• **YOUR TASK**: Determine how many lines below hold the string "marker". Reply with the number alone.

(Records that describe figures)

"""

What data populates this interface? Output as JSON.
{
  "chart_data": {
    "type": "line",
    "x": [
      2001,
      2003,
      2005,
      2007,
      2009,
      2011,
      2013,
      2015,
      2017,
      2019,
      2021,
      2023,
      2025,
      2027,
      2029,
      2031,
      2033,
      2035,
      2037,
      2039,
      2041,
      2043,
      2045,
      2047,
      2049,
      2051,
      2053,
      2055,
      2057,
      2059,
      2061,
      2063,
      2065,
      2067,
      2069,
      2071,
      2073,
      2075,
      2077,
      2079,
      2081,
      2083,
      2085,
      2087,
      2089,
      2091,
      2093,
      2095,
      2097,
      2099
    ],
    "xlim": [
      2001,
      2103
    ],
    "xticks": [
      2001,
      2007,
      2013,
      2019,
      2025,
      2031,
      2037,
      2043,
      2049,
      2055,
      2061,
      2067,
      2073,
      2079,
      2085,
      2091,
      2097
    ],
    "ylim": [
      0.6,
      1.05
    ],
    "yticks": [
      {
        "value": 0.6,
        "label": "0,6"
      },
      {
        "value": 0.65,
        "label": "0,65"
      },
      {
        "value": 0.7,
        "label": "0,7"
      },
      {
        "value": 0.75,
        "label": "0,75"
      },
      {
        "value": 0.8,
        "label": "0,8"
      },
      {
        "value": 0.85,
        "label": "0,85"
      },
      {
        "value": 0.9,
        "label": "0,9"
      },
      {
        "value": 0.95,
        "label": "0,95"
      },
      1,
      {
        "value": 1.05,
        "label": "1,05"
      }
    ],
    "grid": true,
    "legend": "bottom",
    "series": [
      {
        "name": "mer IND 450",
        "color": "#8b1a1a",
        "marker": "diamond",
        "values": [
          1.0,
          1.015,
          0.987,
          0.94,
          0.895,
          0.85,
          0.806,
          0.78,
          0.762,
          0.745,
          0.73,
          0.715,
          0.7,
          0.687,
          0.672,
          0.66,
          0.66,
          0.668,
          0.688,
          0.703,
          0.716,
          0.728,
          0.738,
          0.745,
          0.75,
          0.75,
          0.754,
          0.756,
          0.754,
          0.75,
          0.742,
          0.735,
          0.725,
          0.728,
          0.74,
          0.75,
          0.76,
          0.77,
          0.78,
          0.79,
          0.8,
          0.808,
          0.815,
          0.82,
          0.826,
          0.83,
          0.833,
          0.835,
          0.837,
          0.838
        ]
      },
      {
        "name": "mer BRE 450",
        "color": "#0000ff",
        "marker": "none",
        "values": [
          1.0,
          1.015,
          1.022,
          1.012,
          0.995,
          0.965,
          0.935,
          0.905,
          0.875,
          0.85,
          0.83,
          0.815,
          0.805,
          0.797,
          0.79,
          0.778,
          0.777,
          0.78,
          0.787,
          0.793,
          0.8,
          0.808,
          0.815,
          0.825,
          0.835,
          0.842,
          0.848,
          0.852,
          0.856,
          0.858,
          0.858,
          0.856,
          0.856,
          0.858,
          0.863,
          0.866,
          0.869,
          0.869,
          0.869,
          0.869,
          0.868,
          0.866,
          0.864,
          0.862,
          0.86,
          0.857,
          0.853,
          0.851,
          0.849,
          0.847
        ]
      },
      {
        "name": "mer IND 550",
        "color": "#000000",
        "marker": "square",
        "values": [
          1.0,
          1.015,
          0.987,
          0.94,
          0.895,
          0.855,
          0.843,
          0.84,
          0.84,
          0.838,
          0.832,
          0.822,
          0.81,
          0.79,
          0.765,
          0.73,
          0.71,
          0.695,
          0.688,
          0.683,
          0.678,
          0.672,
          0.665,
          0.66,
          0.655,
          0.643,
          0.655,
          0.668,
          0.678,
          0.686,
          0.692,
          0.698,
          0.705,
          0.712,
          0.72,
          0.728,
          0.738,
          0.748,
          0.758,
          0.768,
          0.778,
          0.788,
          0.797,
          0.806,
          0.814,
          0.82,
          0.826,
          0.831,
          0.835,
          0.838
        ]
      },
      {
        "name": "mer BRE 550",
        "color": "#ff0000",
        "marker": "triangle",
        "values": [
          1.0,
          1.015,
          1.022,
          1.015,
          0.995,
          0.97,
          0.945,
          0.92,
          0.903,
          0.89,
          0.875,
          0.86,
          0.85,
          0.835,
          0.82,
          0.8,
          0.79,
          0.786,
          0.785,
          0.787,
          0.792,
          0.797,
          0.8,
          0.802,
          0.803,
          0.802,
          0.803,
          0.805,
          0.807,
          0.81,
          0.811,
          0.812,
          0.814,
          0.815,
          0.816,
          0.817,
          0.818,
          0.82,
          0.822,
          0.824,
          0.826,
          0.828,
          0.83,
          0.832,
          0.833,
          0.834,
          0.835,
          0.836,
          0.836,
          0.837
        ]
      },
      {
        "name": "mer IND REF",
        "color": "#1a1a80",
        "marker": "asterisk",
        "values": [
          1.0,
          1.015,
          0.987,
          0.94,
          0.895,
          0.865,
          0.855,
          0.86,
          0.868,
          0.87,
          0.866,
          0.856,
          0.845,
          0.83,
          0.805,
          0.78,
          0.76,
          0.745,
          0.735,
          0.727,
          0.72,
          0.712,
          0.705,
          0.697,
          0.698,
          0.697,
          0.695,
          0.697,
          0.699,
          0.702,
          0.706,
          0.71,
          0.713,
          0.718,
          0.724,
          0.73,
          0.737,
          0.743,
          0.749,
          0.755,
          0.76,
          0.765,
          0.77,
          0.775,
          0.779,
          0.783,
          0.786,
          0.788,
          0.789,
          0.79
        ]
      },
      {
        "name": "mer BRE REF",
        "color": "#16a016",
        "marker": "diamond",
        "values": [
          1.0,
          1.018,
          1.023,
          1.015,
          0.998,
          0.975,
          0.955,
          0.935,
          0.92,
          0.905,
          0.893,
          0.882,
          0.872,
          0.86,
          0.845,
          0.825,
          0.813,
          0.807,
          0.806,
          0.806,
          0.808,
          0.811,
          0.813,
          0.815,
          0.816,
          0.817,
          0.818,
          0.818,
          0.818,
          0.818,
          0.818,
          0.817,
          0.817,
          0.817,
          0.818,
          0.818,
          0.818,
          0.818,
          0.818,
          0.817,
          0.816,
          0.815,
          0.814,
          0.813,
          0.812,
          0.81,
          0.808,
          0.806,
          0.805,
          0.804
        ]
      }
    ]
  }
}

"""

• **SOLUTION TO THIS TASK**: 6